__Task description__. Quote the full listing word for word.

# start of Records shown

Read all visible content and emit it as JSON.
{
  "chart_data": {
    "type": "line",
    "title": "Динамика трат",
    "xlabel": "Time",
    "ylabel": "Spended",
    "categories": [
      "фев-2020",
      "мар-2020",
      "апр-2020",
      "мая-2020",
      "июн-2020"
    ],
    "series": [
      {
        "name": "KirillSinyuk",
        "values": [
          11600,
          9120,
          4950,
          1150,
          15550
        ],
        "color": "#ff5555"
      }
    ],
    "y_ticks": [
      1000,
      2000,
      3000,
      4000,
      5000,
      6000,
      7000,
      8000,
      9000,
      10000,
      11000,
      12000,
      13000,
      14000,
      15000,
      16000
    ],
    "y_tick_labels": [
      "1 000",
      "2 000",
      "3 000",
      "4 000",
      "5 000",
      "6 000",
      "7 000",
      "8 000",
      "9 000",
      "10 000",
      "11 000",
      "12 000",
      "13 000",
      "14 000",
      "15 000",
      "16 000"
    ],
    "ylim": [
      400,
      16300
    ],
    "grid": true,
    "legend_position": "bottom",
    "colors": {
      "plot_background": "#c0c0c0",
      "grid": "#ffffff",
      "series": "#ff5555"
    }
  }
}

# end of Records shown

__Answer to this problem__.
Read all visible content and emit it as JSON.
{
  "chart_data": {
    "type": "line",
    "title": "Динамика трат",
    "xlabel": "Time",
    "ylabel": "Spended",
    "categories": [
      "фев-2020",
      "мар-2020",
      "апр-2020",
      "мая-2020",
      "июн-2020"
    ],
    "series": [
      {
        "name": "KirillSinyuk",
        "values": [
          11600,
          9120,
          4950,
          1150,
          15550
        ],
        "color": "#ff5555"
      }
    ],
    "y_ticks": [
      1000,
      2000,
      3000,
      4000,
      5000,
      6000,
      7000,
      8000,
      9000,
      10000,
      11000,
      12000,
      13000,
      14000,
      15000,
      16000
    ],
    "y_tick_labels": [
      "1 000",
      "2 000",
      "3 000",
      "4 000",
      "5 000",
      "6 000",
      "7 000",
      "8 000",
      "9 000",
      "10 000",
      "11 000",
      "12 000",
      "13 000",
      "14 000",
      "15 000",
      "16 000"
    ],
    "ylim": [
      400,
      16300
    ],
    "grid": true,
    "legend_position": "bottom",
    "colors": {
      "plot_background": "#c0c0c0",
      "grid": "#ffffff",
      "series": "#ff5555"
    }
  }
}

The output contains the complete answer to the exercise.